*PASSAGE GIVEN*:
The 77% Weekly

The 40/52 weeks-a-year, spiritual-religious newsletter 

04/40From Rabbi Brian

Some Learning on Learning

 

Today’s newsletter is a little less spiritual-religious, and a little more educational. The topic is learning.  As I love learning, I thought you might enjoy this too.  It’s a little meta-learning – we will learn about how we learn.


Lev Semyonovich Vygotsky was a 20th century educational theorist who came up with several great ideas pertaining to thought, language, and learning. I want to share two of his brilliant ideas with you that I picked up when I went back to graduate school for a Masters in Education.

 

Language/Thought

Vygotsky suggested that thought and language are intertwined. As we think in language, it is difficult – if not impossible – to separate our thoughts from our language. Go ahead and try!

Vygotsky futher proposed that the clearer we are in our language, the clearer our thinking can be. And this is most important.

People who have a good grasp over language — both in vocabulary and grammar — tend to have clearer thinking than those who do not. The former are able to express themselves more easily and be understood more frequently. The latter — those with a limited vocabulary and poor grasp of grammar — might find communication more difficult.

 

Z.P.D.

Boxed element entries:
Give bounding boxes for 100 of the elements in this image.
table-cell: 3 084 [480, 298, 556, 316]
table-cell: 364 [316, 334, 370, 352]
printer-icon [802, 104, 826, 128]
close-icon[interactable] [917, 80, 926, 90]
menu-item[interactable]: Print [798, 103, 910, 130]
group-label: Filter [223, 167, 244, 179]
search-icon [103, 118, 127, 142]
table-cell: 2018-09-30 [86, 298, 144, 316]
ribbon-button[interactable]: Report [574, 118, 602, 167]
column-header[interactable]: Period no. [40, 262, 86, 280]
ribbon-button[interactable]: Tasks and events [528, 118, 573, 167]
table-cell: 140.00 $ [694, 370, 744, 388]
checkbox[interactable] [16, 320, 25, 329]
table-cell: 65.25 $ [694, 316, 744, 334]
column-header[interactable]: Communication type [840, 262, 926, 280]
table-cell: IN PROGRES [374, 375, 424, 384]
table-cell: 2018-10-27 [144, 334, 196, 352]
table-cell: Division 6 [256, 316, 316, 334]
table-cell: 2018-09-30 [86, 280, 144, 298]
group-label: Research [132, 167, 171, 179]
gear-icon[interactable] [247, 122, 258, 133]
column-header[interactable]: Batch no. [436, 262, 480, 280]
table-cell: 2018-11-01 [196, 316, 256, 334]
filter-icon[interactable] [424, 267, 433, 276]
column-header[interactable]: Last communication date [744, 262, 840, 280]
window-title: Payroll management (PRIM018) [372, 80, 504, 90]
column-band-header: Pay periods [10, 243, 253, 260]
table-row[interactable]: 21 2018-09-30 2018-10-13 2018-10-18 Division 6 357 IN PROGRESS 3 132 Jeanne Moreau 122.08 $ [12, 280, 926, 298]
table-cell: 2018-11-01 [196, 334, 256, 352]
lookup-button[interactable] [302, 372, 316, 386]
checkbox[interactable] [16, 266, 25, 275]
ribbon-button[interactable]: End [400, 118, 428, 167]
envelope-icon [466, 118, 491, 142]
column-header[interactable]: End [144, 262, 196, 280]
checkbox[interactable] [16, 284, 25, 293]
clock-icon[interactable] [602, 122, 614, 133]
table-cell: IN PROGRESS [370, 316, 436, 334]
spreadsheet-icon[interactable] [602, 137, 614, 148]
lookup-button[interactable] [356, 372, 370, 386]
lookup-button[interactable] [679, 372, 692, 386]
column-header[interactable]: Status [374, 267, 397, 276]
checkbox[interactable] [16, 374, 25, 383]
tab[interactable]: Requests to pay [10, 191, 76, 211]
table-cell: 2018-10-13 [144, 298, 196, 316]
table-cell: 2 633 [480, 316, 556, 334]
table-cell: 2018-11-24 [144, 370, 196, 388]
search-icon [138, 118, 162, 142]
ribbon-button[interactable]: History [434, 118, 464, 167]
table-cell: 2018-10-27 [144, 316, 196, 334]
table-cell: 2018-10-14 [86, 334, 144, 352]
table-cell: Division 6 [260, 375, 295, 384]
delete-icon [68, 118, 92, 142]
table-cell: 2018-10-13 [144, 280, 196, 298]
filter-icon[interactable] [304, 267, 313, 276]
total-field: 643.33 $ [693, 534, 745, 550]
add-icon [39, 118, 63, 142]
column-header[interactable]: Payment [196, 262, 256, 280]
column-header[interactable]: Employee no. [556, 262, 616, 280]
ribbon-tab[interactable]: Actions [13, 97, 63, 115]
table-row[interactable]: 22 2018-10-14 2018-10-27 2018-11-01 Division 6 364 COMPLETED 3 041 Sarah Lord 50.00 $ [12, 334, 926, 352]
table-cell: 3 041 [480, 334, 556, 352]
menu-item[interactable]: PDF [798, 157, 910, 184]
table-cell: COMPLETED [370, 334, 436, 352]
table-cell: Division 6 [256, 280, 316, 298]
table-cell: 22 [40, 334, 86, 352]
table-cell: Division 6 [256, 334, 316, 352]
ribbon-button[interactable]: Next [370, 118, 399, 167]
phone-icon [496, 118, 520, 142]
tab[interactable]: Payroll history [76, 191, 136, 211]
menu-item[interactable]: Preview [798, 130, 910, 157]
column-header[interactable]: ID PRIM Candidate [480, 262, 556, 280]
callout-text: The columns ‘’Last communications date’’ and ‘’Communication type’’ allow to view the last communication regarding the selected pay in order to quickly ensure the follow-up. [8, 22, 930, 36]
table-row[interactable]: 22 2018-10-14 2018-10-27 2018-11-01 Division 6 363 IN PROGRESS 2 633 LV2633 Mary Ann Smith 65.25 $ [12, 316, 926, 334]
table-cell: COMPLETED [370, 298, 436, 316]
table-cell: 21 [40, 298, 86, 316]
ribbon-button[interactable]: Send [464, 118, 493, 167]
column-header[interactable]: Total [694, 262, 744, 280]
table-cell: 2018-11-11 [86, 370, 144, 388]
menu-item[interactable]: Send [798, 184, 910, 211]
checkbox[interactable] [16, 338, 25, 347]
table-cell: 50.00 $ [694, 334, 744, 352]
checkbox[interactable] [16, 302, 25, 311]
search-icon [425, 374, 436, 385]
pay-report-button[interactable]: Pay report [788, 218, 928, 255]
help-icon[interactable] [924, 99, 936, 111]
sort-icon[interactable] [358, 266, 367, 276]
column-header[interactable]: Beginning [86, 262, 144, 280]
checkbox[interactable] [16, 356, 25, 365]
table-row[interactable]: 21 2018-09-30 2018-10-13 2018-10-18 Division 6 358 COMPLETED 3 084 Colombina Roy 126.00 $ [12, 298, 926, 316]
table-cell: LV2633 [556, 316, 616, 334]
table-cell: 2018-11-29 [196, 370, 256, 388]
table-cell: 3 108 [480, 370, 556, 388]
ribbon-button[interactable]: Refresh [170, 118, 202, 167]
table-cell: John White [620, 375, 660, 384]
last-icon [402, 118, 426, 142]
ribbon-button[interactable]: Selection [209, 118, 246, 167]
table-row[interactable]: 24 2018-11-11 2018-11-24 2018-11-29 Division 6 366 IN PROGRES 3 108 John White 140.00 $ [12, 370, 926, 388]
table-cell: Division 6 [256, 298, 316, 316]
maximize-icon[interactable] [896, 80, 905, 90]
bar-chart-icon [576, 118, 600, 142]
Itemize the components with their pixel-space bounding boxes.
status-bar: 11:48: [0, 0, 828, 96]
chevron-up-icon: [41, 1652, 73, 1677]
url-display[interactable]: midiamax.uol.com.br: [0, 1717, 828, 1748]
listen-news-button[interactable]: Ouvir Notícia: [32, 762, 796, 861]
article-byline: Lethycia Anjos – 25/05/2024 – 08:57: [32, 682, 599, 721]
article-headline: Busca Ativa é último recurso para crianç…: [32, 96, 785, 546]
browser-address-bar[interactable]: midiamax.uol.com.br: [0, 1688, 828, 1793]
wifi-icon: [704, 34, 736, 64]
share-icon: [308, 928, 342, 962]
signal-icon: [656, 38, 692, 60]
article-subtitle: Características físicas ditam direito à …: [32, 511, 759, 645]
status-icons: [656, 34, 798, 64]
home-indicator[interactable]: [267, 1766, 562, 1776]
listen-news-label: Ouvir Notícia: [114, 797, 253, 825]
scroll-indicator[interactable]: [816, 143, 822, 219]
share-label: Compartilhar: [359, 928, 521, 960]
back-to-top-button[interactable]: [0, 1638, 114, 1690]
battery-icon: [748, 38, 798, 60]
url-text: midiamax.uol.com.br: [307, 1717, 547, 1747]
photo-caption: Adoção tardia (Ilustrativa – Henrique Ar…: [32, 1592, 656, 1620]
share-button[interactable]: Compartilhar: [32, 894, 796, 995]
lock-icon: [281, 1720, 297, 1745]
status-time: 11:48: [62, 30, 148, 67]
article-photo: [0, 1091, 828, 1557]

*EXERCISE AIM*: Carry on the newsletter about Vygotsky's ideas on learning, starting right after its last line.

*TASK RESULT*:
Vygotsky is most famous for his explanation of the Zone of Proximal Development (ZPD). The meaning of this term is a little complicated at first, but I’ll explain it to you using your hands as a metaphor:

  • Your left hand is everything you can’t do and need others to do for you.
  • Your right hand is everything you can do without help, without even thinking about it or putting much effort into it.

 

The distance between your two hands is the zone of proximal development. It’s the difference between what you’re incapable of achieving and that which you can do flawlessly. Learning is all the stuff in between.

 

Now, let me break down the stages of your ZPD – the space between your hands – so you can see how learning works.

 

(It amazes me that so few of us, despite our years of schooling, never learned about how learning happens!)

 

Imagine that in between your hands (what you don’t know on the left and what you do know on the right), there are these three additional spaces:

  • How well you can do something with a lot of help (2)
  • How well you can do something with a little help (3)
  • How well you can do something on your own, but it’s a little choppy as you guide yourself through what you’re doing. (4) It’s that stage before mastery when you have to instruct yourself in the way that the person in the previous stage would instruct you, if they were still helping you.

(My students, to whom I teach this, often believe that they know something when they are only on stage 4.  And, this isn’t good.  You’ll find out why in a moment…)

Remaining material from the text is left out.